> [Work to complete] Count every line that holds the string "matter", and report the number alone.

> [Data excerpts]
# # # # #

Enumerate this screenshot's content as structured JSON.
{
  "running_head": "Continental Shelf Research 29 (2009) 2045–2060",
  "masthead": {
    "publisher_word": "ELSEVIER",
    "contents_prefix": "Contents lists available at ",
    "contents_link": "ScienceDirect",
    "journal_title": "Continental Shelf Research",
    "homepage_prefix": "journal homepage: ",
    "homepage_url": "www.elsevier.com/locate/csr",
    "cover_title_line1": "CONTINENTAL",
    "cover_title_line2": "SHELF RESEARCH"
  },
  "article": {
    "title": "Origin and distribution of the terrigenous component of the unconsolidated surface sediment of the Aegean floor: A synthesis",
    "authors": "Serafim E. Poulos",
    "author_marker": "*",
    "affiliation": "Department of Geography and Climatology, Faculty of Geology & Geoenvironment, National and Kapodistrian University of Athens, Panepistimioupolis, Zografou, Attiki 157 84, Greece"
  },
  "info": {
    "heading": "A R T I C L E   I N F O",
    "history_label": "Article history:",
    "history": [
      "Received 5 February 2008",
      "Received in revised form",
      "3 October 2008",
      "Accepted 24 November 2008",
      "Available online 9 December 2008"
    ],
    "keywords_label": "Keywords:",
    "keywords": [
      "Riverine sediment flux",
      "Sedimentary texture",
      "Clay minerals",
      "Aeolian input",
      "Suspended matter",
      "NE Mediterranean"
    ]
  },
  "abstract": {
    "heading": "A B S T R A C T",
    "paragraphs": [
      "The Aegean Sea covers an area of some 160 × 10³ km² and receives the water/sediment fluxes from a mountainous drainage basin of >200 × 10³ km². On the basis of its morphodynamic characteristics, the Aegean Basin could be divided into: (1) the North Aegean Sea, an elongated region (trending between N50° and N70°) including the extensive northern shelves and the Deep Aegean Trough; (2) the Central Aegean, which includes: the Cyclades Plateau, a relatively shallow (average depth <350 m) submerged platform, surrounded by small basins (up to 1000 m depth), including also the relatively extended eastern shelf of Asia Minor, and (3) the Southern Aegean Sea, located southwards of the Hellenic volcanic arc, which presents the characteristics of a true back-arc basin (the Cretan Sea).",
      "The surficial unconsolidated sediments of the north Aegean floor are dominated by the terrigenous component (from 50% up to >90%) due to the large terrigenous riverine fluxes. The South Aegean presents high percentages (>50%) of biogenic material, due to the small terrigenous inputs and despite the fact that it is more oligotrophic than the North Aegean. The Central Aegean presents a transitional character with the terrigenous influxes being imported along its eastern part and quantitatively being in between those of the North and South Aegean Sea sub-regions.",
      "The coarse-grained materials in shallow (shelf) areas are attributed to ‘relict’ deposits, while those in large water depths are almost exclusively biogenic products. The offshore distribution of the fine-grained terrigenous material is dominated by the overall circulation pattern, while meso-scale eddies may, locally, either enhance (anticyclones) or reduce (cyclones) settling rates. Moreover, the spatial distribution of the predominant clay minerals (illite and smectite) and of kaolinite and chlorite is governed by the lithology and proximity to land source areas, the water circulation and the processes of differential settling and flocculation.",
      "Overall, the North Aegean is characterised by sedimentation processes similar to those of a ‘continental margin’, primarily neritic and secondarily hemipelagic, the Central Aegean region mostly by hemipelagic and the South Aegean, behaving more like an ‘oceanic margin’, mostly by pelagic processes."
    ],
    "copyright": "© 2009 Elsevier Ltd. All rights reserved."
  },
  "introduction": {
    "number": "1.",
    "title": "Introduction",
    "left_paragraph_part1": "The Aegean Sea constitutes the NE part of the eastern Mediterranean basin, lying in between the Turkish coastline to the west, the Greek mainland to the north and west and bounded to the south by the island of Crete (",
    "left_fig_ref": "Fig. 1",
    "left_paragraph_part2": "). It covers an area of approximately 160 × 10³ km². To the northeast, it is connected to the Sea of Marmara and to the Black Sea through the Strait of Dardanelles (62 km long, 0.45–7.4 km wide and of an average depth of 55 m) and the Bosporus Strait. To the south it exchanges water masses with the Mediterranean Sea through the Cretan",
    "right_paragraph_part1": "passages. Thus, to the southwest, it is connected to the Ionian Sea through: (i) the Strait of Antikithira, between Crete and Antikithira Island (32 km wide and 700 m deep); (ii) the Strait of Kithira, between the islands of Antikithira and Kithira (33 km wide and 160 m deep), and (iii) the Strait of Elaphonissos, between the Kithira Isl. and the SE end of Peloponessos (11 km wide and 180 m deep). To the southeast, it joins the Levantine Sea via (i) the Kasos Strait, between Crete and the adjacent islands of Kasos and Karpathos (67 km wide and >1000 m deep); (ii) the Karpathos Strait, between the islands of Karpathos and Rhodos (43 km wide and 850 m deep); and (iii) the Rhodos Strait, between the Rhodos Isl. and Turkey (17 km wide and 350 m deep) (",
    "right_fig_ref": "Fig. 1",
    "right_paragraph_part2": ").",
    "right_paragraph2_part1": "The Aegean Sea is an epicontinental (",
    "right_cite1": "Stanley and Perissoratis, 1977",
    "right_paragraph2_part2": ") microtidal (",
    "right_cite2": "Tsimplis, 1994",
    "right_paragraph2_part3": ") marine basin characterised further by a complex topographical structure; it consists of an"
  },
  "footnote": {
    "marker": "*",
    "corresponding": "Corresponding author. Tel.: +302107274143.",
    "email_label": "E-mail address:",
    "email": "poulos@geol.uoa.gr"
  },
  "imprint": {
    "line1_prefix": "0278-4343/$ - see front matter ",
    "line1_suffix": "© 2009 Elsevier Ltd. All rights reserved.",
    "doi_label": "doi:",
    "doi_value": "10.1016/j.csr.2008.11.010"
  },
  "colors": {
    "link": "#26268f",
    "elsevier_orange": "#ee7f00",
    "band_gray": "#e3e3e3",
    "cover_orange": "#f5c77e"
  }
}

# # # # #

> [In response] 2